TASK OBJECTIVE: Your task is to print the material below exactly as presented.

----- EXCERPTED RECORDS

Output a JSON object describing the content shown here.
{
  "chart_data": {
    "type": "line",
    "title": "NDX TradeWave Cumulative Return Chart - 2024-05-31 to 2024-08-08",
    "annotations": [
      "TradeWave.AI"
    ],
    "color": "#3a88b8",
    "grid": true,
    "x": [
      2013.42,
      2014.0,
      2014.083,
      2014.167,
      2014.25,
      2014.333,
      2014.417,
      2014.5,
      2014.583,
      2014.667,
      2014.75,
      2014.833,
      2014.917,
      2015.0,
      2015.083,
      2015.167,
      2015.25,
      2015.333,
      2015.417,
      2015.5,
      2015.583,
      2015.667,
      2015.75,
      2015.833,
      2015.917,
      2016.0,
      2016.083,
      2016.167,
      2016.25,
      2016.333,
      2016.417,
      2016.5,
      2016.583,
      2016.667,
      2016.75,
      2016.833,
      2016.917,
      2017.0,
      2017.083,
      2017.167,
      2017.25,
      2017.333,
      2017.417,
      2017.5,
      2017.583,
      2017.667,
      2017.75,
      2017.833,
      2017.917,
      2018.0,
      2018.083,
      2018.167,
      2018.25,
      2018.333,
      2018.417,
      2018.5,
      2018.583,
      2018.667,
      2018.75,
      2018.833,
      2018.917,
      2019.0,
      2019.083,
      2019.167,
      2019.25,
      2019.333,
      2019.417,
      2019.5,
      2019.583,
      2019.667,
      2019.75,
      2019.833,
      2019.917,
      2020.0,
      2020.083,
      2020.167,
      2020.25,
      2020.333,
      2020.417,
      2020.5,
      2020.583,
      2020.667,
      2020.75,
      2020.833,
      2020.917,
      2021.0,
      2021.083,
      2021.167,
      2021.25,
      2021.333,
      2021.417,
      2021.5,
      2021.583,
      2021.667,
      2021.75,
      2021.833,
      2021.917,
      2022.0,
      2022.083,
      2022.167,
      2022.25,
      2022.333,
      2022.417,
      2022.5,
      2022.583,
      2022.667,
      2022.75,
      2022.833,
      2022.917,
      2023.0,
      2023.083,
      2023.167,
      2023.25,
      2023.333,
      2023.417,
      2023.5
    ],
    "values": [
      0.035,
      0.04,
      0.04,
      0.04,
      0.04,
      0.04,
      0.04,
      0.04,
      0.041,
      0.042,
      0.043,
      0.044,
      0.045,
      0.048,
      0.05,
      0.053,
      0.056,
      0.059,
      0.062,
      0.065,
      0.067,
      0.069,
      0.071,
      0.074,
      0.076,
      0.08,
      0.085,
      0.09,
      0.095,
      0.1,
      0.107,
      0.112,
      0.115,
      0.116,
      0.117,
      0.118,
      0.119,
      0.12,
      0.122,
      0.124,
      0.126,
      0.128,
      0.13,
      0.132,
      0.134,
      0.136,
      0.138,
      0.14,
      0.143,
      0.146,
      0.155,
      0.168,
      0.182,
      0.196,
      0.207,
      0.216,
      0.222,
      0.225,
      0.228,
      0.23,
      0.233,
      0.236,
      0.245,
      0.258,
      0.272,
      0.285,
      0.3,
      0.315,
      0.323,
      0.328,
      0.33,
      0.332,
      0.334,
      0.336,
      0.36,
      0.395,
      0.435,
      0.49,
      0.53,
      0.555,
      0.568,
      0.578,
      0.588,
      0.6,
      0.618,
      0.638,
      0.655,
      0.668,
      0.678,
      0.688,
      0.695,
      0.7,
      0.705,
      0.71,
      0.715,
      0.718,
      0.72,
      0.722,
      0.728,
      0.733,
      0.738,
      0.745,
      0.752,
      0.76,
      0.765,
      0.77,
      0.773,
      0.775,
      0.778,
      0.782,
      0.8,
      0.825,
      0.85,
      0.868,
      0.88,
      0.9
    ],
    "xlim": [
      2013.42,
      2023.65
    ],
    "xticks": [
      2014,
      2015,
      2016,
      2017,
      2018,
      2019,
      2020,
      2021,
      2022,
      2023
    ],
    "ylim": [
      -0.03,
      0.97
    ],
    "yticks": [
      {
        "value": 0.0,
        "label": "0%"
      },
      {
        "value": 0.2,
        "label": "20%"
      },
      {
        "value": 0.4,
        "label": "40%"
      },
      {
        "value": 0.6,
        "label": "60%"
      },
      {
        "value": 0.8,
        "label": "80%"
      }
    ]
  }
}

----------

THE RESPONSE:
Output a JSON object describing the content shown here.
{
  "chart_data": {
    "type": "line",
    "title": "NDX TradeWave Cumulative Return Chart - 2024-05-31 to 2024-08-08",
    "annotations": [
      "TradeWave.AI"
    ],
    "color": "#3a88b8",
    "grid": true,
    "x": [
      2013.42,
      2014.0,
      2014.083,
      2014.167,
      2014.25,
      2014.333,
      2014.417,
      2014.5,
      2014.583,
      2014.667,
      2014.75,
      2014.833,
      2014.917,
      2015.0,
      2015.083,
      2015.167,
      2015.25,
      2015.333,
      2015.417,
      2015.5,
      2015.583,
      2015.667,
      2015.75,
      2015.833,
      2015.917,
      2016.0,
      2016.083,
      2016.167,
      2016.25,
      2016.333,
      2016.417,
      2016.5,
      2016.583,
      2016.667,
      2016.75,
      2016.833,
      2016.917,
      2017.0,
      2017.083,
      2017.167,
      2017.25,
      2017.333,
      2017.417,
      2017.5,
      2017.583,
      2017.667,
      2017.75,
      2017.833,
      2017.917,
      2018.0,
      2018.083,
      2018.167,
      2018.25,
      2018.333,
      2018.417,
      2018.5,
      2018.583,
      2018.667,
      2018.75,
      2018.833,
      2018.917,
      2019.0,
      2019.083,
      2019.167,
      2019.25,
      2019.333,
      2019.417,
      2019.5,
      2019.583,
      2019.667,
      2019.75,
      2019.833,
      2019.917,
      2020.0,
      2020.083,
      2020.167,
      2020.25,
      2020.333,
      2020.417,
      2020.5,
      2020.583,
      2020.667,
      2020.75,
      2020.833,
      2020.917,
      2021.0,
      2021.083,
      2021.167,
      2021.25,
      2021.333,
      2021.417,
      2021.5,
      2021.583,
      2021.667,
      2021.75,
      2021.833,
      2021.917,
      2022.0,
      2022.083,
      2022.167,
      2022.25,
      2022.333,
      2022.417,
      2022.5,
      2022.583,
      2022.667,
      2022.75,
      2022.833,
      2022.917,
      2023.0,
      2023.083,
      2023.167,
      2023.25,
      2023.333,
      2023.417,
      2023.5
    ],
    "values": [
      0.035,
      0.04,
      0.04,
      0.04,
      0.04,
      0.04,
      0.04,
      0.04,
      0.041,
      0.042,
      0.043,
      0.044,
      0.045,
      0.048,
      0.05,
      0.053,
      0.056,
      0.059,
      0.062,
      0.065,
      0.067,
      0.069,
      0.071,
      0.074,
      0.076,
      0.08,
      0.085,
      0.09,
      0.095,
      0.1,
      0.107,
      0.112,
      0.115,
      0.116,
      0.117,
      0.118,
      0.119,
      0.12,
      0.122,
      0.124,
      0.126,
      0.128,
      0.13,
      0.132,
      0.134,
      0.136,
      0.138,
      0.14,
      0.143,
      0.146,
      0.155,
      0.168,
      0.182,
      0.196,
      0.207,
      0.216,
      0.222,
      0.225,
      0.228,
      0.23,
      0.233,
      0.236,
      0.245,
      0.258,
      0.272,
      0.285,
      0.3,
      0.315,
      0.323,
      0.328,
      0.33,
      0.332,
      0.334,
      0.336,
      0.36,
      0.395,
      0.435,
      0.49,
      0.53,
      0.555,
      0.568,
      0.578,
      0.588,
      0.6,
      0.618,
      0.638,
      0.655,
      0.668,
      0.678,
      0.688,
      0.695,
      0.7,
      0.705,
      0.71,
      0.715,
      0.718,
      0.72,
      0.722,
      0.728,
      0.733,
      0.738,
      0.745,
      0.752,
      0.76,
      0.765,
      0.77,
      0.773,
      0.775,
      0.778,
      0.782,
      0.8,
      0.825,
      0.85,
      0.868,
      0.88,
      0.9
    ],
    "xlim": [
      2013.42,
      2023.65
    ],
    "xticks": [
      2014,
      2015,
      2016,
      2017,
      2018,
      2019,
      2020,
      2021,
      2022,
      2023
    ],
    "ylim": [
      -0.03,
      0.97
    ],
    "yticks": [
      {
        "value": 0.0,
        "label": "0%"
      },
      {
        "value": 0.2,
        "label": "20%"
      },
      {
        "value": 0.4,
        "label": "40%"
      },
      {
        "value": 0.6,
        "label": "60%"
      },
      {
        "value": 0.8,
        "label": "80%"
      }
    ]
  }
}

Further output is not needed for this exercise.